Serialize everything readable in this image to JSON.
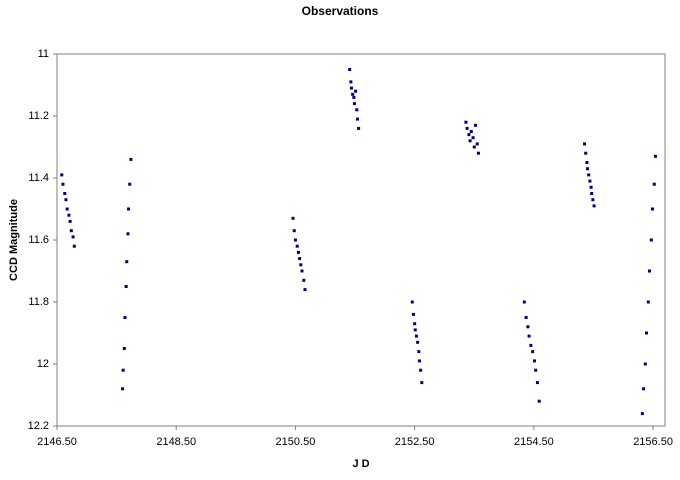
{
  "chart_data": {
    "type": "scatter",
    "title": "Observations",
    "x_label": "J D",
    "y_label": "CCD Magnitude",
    "color": "#000080",
    "y_inverted": true,
    "grid": false,
    "xlim": [
      2146.5,
      2156.7
    ],
    "ylim": [
      11,
      12.2
    ],
    "xticks": [
      {
        "value": 2146.5,
        "label": "2146.50"
      },
      {
        "value": 2148.5,
        "label": "2148.50"
      },
      {
        "value": 2150.5,
        "label": "2150.50"
      },
      {
        "value": 2152.5,
        "label": "2152.50"
      },
      {
        "value": 2154.5,
        "label": "2154.50"
      },
      {
        "value": 2156.5,
        "label": "2156.50"
      }
    ],
    "yticks": [
      11,
      11.2,
      11.4,
      11.6,
      11.8,
      12,
      12.2
    ],
    "x": [
      2146.58,
      2146.6,
      2146.63,
      2146.65,
      2146.67,
      2146.7,
      2146.72,
      2146.74,
      2146.77,
      2146.79,
      2147.6,
      2147.61,
      2147.63,
      2147.64,
      2147.66,
      2147.67,
      2147.69,
      2147.7,
      2147.72,
      2147.74,
      2150.46,
      2150.48,
      2150.5,
      2150.53,
      2150.55,
      2150.57,
      2150.59,
      2150.61,
      2150.64,
      2150.66,
      2151.41,
      2151.43,
      2151.44,
      2151.46,
      2151.48,
      2151.49,
      2151.51,
      2151.53,
      2151.54,
      2151.56,
      2152.46,
      2152.48,
      2152.5,
      2152.51,
      2152.53,
      2152.55,
      2152.57,
      2152.58,
      2152.6,
      2152.62,
      2153.36,
      2153.38,
      2153.41,
      2153.43,
      2153.45,
      2153.48,
      2153.5,
      2153.52,
      2153.55,
      2153.57,
      2154.34,
      2154.37,
      2154.4,
      2154.42,
      2154.45,
      2154.48,
      2154.51,
      2154.53,
      2154.56,
      2154.59,
      2155.35,
      2155.37,
      2155.39,
      2155.4,
      2155.42,
      2155.44,
      2155.46,
      2155.47,
      2155.49,
      2155.51,
      2156.32,
      2156.34,
      2156.37,
      2156.39,
      2156.42,
      2156.44,
      2156.47,
      2156.49,
      2156.52,
      2156.54
    ],
    "values": [
      11.39,
      11.42,
      11.45,
      11.47,
      11.5,
      11.52,
      11.54,
      11.57,
      11.59,
      11.62,
      12.08,
      12.02,
      11.95,
      11.85,
      11.75,
      11.67,
      11.58,
      11.5,
      11.42,
      11.34,
      11.53,
      11.57,
      11.6,
      11.62,
      11.64,
      11.66,
      11.68,
      11.7,
      11.73,
      11.76,
      11.05,
      11.09,
      11.11,
      11.13,
      11.14,
      11.16,
      11.12,
      11.18,
      11.21,
      11.24,
      11.8,
      11.84,
      11.87,
      11.89,
      11.91,
      11.93,
      11.96,
      11.99,
      12.02,
      12.06,
      11.22,
      11.24,
      11.26,
      11.28,
      11.25,
      11.27,
      11.3,
      11.23,
      11.29,
      11.32,
      11.8,
      11.85,
      11.88,
      11.91,
      11.94,
      11.96,
      11.99,
      12.02,
      12.06,
      12.12,
      11.29,
      11.32,
      11.35,
      11.37,
      11.39,
      11.41,
      11.43,
      11.45,
      11.47,
      11.49,
      12.16,
      12.08,
      12.0,
      11.9,
      11.8,
      11.7,
      11.6,
      11.5,
      11.42,
      11.33
    ]
  }
}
· · ·
YOUR GOAL: Could you repeat all of the material exactly? Pictures should not be copied.

FULL ANSWER:
Serialize everything readable in this image to JSON.
{
  "chart_data": {
    "type": "scatter",
    "title": "Observations",
    "x_label": "J D",
    "y_label": "CCD Magnitude",
    "color": "#000080",
    "y_inverted": true,
    "grid": false,
    "xlim": [
      2146.5,
      2156.7
    ],
    "ylim": [
      11,
      12.2
    ],
    "xticks": [
      {
        "value": 2146.5,
        "label": "2146.50"
      },
      {
        "value": 2148.5,
        "label": "2148.50"
      },
      {
        "value": 2150.5,
        "label": "2150.50"
      },
      {
        "value": 2152.5,
        "label": "2152.50"
      },
      {
        "value": 2154.5,
        "label": "2154.50"
      },
      {
        "value": 2156.5,
        "label": "2156.50"
      }
    ],
    "yticks": [
      11,
      11.2,
      11.4,
      11.6,
      11.8,
      12,
      12.2
    ],
    "x": [
      2146.58,
      2146.6,
      2146.63,
      2146.65,
      2146.67,
      2146.7,
      2146.72,
      2146.74,
      2146.77,
      2146.79,
      2147.6,
      2147.61,
      2147.63,
      2147.64,
      2147.66,
      2147.67,
      2147.69,
      2147.7,
      2147.72,
      2147.74,
      2150.46,
      2150.48,
      2150.5,
      2150.53,
      2150.55,
      2150.57,
      2150.59,
      2150.61,
      2150.64,
      2150.66,
      2151.41,
      2151.43,
      2151.44,
      2151.46,
      2151.48,
      2151.49,
      2151.51,
      2151.53,
      2151.54,
      2151.56,
      2152.46,
      2152.48,
      2152.5,
      2152.51,
      2152.53,
      2152.55,
      2152.57,
      2152.58,
      2152.6,
      2152.62,
      2153.36,
      2153.38,
      2153.41,
      2153.43,
      2153.45,
      2153.48,
      2153.5,
      2153.52,
      2153.55,
      2153.57,
      2154.34,
      2154.37,
      2154.4,
      2154.42,
      2154.45,
      2154.48,
      2154.51,
      2154.53,
      2154.56,
      2154.59,
      2155.35,
      2155.37,
      2155.39,
      2155.4,
      2155.42,
      2155.44,
      2155.46,
      2155.47,
      2155.49,
      2155.51,
      2156.32,
      2156.34,
      2156.37,
      2156.39,
      2156.42,
      2156.44,
      2156.47,
      2156.49,
      2156.52,
      2156.54
    ],
    "values": [
      11.39,
      11.42,
      11.45,
      11.47,
      11.5,
      11.52,
      11.54,
      11.57,
      11.59,
      11.62,
      12.08,
      12.02,
      11.95,
      11.85,
      11.75,
      11.67,
      11.58,
      11.5,
      11.42,
      11.34,
      11.53,
      11.57,
      11.6,
      11.62,
      11.64,
      11.66,
      11.68,
      11.7,
      11.73,
      11.76,
      11.05,
      11.09,
      11.11,
      11.13,
      11.14,
      11.16,
      11.12,
      11.18,
      11.21,
      11.24,
      11.8,
      11.84,
      11.87,
      11.89,
      11.91,
      11.93,
      11.96,
      11.99,
      12.02,
      12.06,
      11.22,
      11.24,
      11.26,
      11.28,
      11.25,
      11.27,
      11.3,
      11.23,
      11.29,
      11.32,
      11.8,
      11.85,
      11.88,
      11.91,
      11.94,
      11.96,
      11.99,
      12.02,
      12.06,
      12.12,
      11.29,
      11.32,
      11.35,
      11.37,
      11.39,
      11.41,
      11.43,
      11.45,
      11.47,
      11.49,
      12.16,
      12.08,
      12.0,
      11.9,
      11.8,
      11.7,
      11.6,
      11.5,
      11.42,
      11.33
    ]
  }
}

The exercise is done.